Pull out every line below that contains the word "forecast".
---------------
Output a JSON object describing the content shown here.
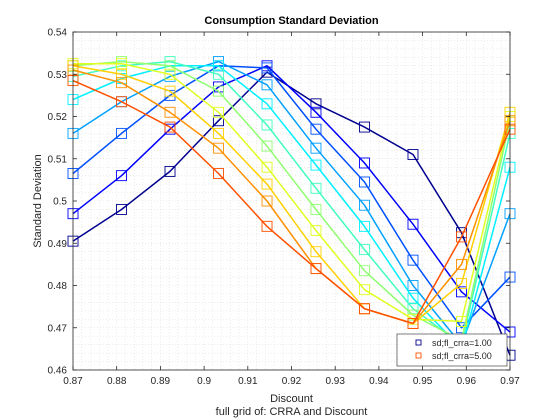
{
  "chart_data": {
    "type": "line",
    "title": "Consumption Standard Deviation",
    "xlabel": "Discount",
    "ylabel": "Standard Deviation",
    "footer": "full grid of: CRRA and Discount",
    "xlim": [
      0.87,
      0.97
    ],
    "ylim": [
      0.46,
      0.54
    ],
    "xticks": [
      0.87,
      0.88,
      0.89,
      0.9,
      0.91,
      0.92,
      0.93,
      0.94,
      0.95,
      0.96,
      0.97
    ],
    "xtick_labels": [
      "0.87",
      "0.88",
      "0.89",
      "0.9",
      "0.91",
      "0.92",
      "0.93",
      "0.94",
      "0.95",
      "0.96",
      "0.97"
    ],
    "yticks": [
      0.46,
      0.47,
      0.48,
      0.49,
      0.5,
      0.51,
      0.52,
      0.53,
      0.54
    ],
    "ytick_labels": [
      "0.46",
      "0.47",
      "0.48",
      "0.49",
      "0.5",
      "0.51",
      "0.52",
      "0.53",
      "0.54"
    ],
    "grid": "minor-dotted",
    "marker": "square",
    "legend_position": "bottom-right",
    "x": [
      0.87,
      0.8811,
      0.8922,
      0.9033,
      0.9144,
      0.9256,
      0.9367,
      0.9478,
      0.9589,
      0.97
    ],
    "series": [
      {
        "name": "sd;fl_crra=1.00",
        "color": "#00008f",
        "values": [
          0.4905,
          0.498,
          0.507,
          0.519,
          0.5305,
          0.523,
          0.5175,
          0.511,
          0.4925,
          0.4635
        ]
      },
      {
        "color": "#0000ff",
        "values": [
          0.497,
          0.506,
          0.517,
          0.527,
          0.532,
          0.521,
          0.509,
          0.4945,
          0.4785,
          0.469
        ]
      },
      {
        "color": "#0050ff",
        "values": [
          0.5065,
          0.516,
          0.525,
          0.532,
          0.5315,
          0.517,
          0.5045,
          0.486,
          0.47,
          0.482
        ]
      },
      {
        "color": "#00a0ff",
        "values": [
          0.516,
          0.5235,
          0.5295,
          0.533,
          0.5275,
          0.5125,
          0.499,
          0.48,
          0.466,
          0.497
        ]
      },
      {
        "color": "#00f0ff",
        "values": [
          0.524,
          0.529,
          0.532,
          0.532,
          0.523,
          0.5085,
          0.494,
          0.477,
          0.465,
          0.508
        ]
      },
      {
        "color": "#40ffbf",
        "values": [
          0.5295,
          0.532,
          0.533,
          0.53,
          0.518,
          0.503,
          0.4885,
          0.4745,
          0.466,
          0.516
        ]
      },
      {
        "color": "#90ff70",
        "values": [
          0.532,
          0.533,
          0.532,
          0.526,
          0.513,
          0.498,
          0.4835,
          0.473,
          0.467,
          0.519
        ]
      },
      {
        "color": "#e0ff20",
        "values": [
          0.5325,
          0.5325,
          0.53,
          0.521,
          0.508,
          0.493,
          0.479,
          0.472,
          0.4715,
          0.52
        ]
      },
      {
        "color": "#ffd000",
        "values": [
          0.532,
          0.53,
          0.526,
          0.516,
          0.504,
          0.488,
          0.4745,
          0.471,
          0.4805,
          0.521
        ]
      },
      {
        "color": "#ff9000",
        "values": [
          0.531,
          0.528,
          0.521,
          0.5125,
          0.5,
          0.484,
          0.4745,
          0.471,
          0.485,
          0.519
        ]
      },
      {
        "name": "sd;fl_crra=5.00",
        "color": "#ff5000",
        "values": [
          0.5285,
          0.5235,
          0.5175,
          0.5065,
          0.494,
          0.484,
          0.4745,
          0.471,
          0.4915,
          0.517
        ]
      }
    ]
  }
}
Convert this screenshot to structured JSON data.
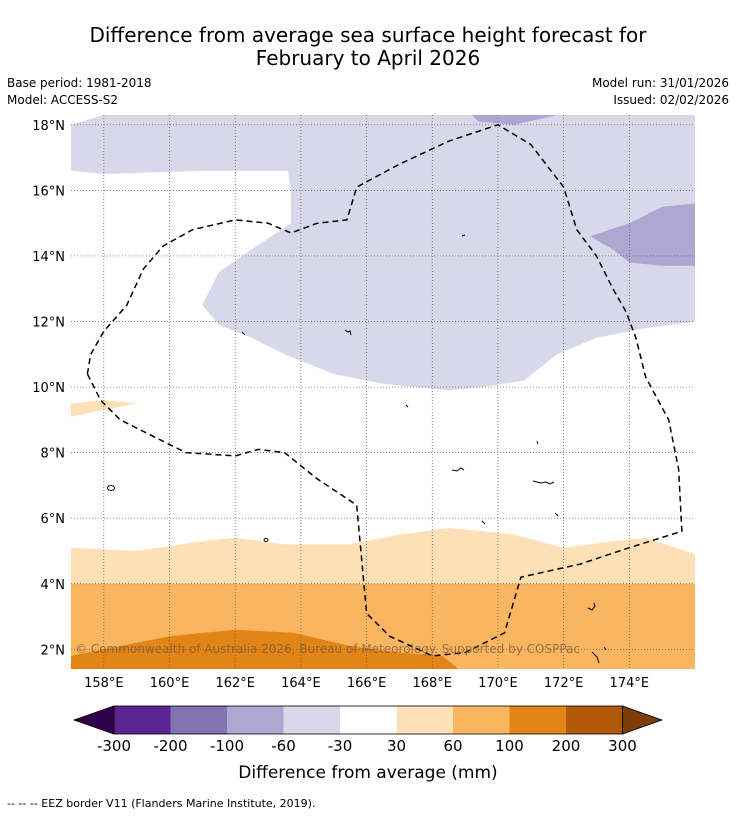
{
  "header": {
    "title_line1": "Difference from average sea surface height forecast for",
    "title_line2": "February to April 2026",
    "base_period": "Base period: 1981-2018",
    "model": "Model: ACCESS-S2",
    "model_run": "Model run: 31/01/2026",
    "issued": "Issued: 02/02/2026"
  },
  "map": {
    "copyright": "© Commonwealth of Australia 2026, Bureau of Meteorology. Supported by COSPPac",
    "lon_range": [
      157,
      176
    ],
    "lat_range": [
      1.4,
      18.3
    ]
  },
  "chart_data": {
    "type": "heatmap",
    "title": "Difference from average sea surface height forecast for February to April 2026",
    "x_ticks": [
      {
        "value": 158,
        "label": "158°E"
      },
      {
        "value": 160,
        "label": "160°E"
      },
      {
        "value": 162,
        "label": "162°E"
      },
      {
        "value": 164,
        "label": "164°E"
      },
      {
        "value": 166,
        "label": "166°E"
      },
      {
        "value": 168,
        "label": "168°E"
      },
      {
        "value": 170,
        "label": "170°E"
      },
      {
        "value": 172,
        "label": "172°E"
      },
      {
        "value": 174,
        "label": "174°E"
      }
    ],
    "y_ticks": [
      {
        "value": 2,
        "label": "2°N"
      },
      {
        "value": 4,
        "label": "4°N"
      },
      {
        "value": 6,
        "label": "6°N"
      },
      {
        "value": 8,
        "label": "8°N"
      },
      {
        "value": 10,
        "label": "10°N"
      },
      {
        "value": 12,
        "label": "12°N"
      },
      {
        "value": 14,
        "label": "14°N"
      },
      {
        "value": 16,
        "label": "16°N"
      },
      {
        "value": 18,
        "label": "18°N"
      }
    ],
    "colorbar": {
      "label": "Difference from average (mm)",
      "tick_labels": [
        "-300",
        "-200",
        "-100",
        "-60",
        "-30",
        "30",
        "60",
        "100",
        "200",
        "300"
      ],
      "bins": [
        {
          "range": [
            -300,
            -200
          ],
          "color": "#5a2590"
        },
        {
          "range": [
            -200,
            -100
          ],
          "color": "#8472b0"
        },
        {
          "range": [
            -100,
            -60
          ],
          "color": "#aea7d2"
        },
        {
          "range": [
            -60,
            -30
          ],
          "color": "#d8d8ea"
        },
        {
          "range": [
            -30,
            30
          ],
          "color": "#ffffff"
        },
        {
          "range": [
            30,
            60
          ],
          "color": "#fde0b6"
        },
        {
          "range": [
            60,
            100
          ],
          "color": "#f9b55f"
        },
        {
          "range": [
            100,
            200
          ],
          "color": "#e38416"
        },
        {
          "range": [
            200,
            300
          ],
          "color": "#b35806"
        }
      ],
      "under_color": "#2d004b",
      "over_color": "#7f3b08"
    },
    "regions": [
      {
        "category": "-60 to -30",
        "color": "#d8d8ea",
        "outline_lonlat": [
          [
            157,
            18
          ],
          [
            158,
            18.3
          ],
          [
            176,
            18.3
          ],
          [
            176,
            12
          ],
          [
            174.5,
            11.8
          ],
          [
            173,
            11.5
          ],
          [
            171.8,
            11
          ],
          [
            170.8,
            10.2
          ],
          [
            169.5,
            10
          ],
          [
            168.5,
            9.9
          ],
          [
            166.5,
            10.1
          ],
          [
            165,
            10.4
          ],
          [
            163.5,
            11
          ],
          [
            162.5,
            11.5
          ],
          [
            161.5,
            11.9
          ],
          [
            161,
            12.5
          ],
          [
            161.5,
            13.5
          ],
          [
            162.5,
            14.2
          ],
          [
            163.7,
            15
          ],
          [
            163.7,
            16
          ],
          [
            163.6,
            16.6
          ],
          [
            161,
            16.6
          ],
          [
            158,
            16.5
          ],
          [
            157,
            16.6
          ]
        ]
      },
      {
        "category": "-100 to -60",
        "color": "#aea7d2",
        "outline_lonlat": [
          [
            172.8,
            14.6
          ],
          [
            174,
            15
          ],
          [
            175,
            15.5
          ],
          [
            176,
            15.6
          ],
          [
            176,
            13.7
          ],
          [
            175,
            13.7
          ],
          [
            174,
            13.8
          ],
          [
            173.5,
            14.2
          ]
        ]
      },
      {
        "category": "-100 to -60",
        "color": "#aea7d2",
        "outline_lonlat": [
          [
            169.2,
            18.3
          ],
          [
            169.4,
            18.1
          ],
          [
            170.5,
            18.0
          ],
          [
            171.8,
            18.3
          ]
        ]
      },
      {
        "category": "30 to 60",
        "color": "#fde0b6",
        "outline_lonlat": [
          [
            157,
            5.1
          ],
          [
            159,
            5
          ],
          [
            161,
            5.3
          ],
          [
            162,
            5.4
          ],
          [
            163.5,
            5.2
          ],
          [
            165.5,
            5.2
          ],
          [
            167,
            5.5
          ],
          [
            168.5,
            5.7
          ],
          [
            169.5,
            5.6
          ],
          [
            170.5,
            5.5
          ],
          [
            172,
            5.1
          ],
          [
            173.5,
            5.3
          ],
          [
            174.5,
            5.4
          ],
          [
            176,
            4.9
          ],
          [
            176,
            4
          ],
          [
            157,
            4
          ]
        ]
      },
      {
        "category": "60 to 100",
        "color": "#f9b55f",
        "outline_lonlat": [
          [
            157,
            4
          ],
          [
            176,
            4
          ],
          [
            176,
            1.4
          ],
          [
            157,
            1.4
          ]
        ]
      },
      {
        "category": "100 to 200",
        "color": "#e38416",
        "outline_lonlat": [
          [
            157,
            1.8
          ],
          [
            160,
            2.4
          ],
          [
            162,
            2.6
          ],
          [
            163.8,
            2.5
          ],
          [
            165.5,
            2.1
          ],
          [
            167,
            1.9
          ],
          [
            168.3,
            1.8
          ],
          [
            168.8,
            1.4
          ],
          [
            157,
            1.4
          ]
        ]
      },
      {
        "category": "30 to 60",
        "color": "#fde0b6",
        "outline_lonlat": [
          [
            157,
            9.5
          ],
          [
            158,
            9.6
          ],
          [
            159,
            9.5
          ],
          [
            158,
            9.3
          ],
          [
            157,
            9.1
          ]
        ]
      }
    ],
    "eez_border_lonlat": [
      [
        157.5,
        10.4
      ],
      [
        157.6,
        11
      ],
      [
        158,
        11.7
      ],
      [
        158.7,
        12.5
      ],
      [
        159.2,
        13.6
      ],
      [
        159.8,
        14.3
      ],
      [
        160.7,
        14.8
      ],
      [
        162,
        15.1
      ],
      [
        163,
        15
      ],
      [
        163.7,
        14.7
      ],
      [
        164.5,
        15
      ],
      [
        165.4,
        15.1
      ],
      [
        165.7,
        16.1
      ],
      [
        167,
        16.8
      ],
      [
        168.5,
        17.5
      ],
      [
        170,
        18
      ],
      [
        171,
        17.4
      ],
      [
        172,
        16.1
      ],
      [
        172.4,
        14.8
      ],
      [
        173,
        14
      ],
      [
        173.5,
        13
      ],
      [
        173.9,
        12.3
      ],
      [
        174.2,
        11.5
      ],
      [
        174.5,
        10.3
      ],
      [
        175.2,
        9
      ],
      [
        175.5,
        7.5
      ],
      [
        175.6,
        5.6
      ],
      [
        174,
        5.1
      ],
      [
        172.5,
        4.6
      ],
      [
        170.7,
        4.2
      ],
      [
        170.2,
        2.5
      ],
      [
        169,
        1.9
      ],
      [
        168,
        1.8
      ],
      [
        166.7,
        2.4
      ],
      [
        166,
        3.1
      ],
      [
        165.7,
        6.4
      ],
      [
        164.5,
        7.2
      ],
      [
        163.5,
        8
      ],
      [
        162.7,
        8.1
      ],
      [
        162,
        7.9
      ],
      [
        160.5,
        8
      ],
      [
        159.5,
        8.5
      ],
      [
        158.5,
        9
      ],
      [
        157.9,
        9.6
      ],
      [
        157.5,
        10.4
      ]
    ],
    "footer_note": "--  --  -- EEZ border V11 (Flanders Marine Institute, 2019)."
  }
}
---------------
* RESULT FOR THIS TASK
    "title_line1": "Difference from average sea surface height forecast for",
    "title": "Difference from average sea surface height forecast for February to April 2026",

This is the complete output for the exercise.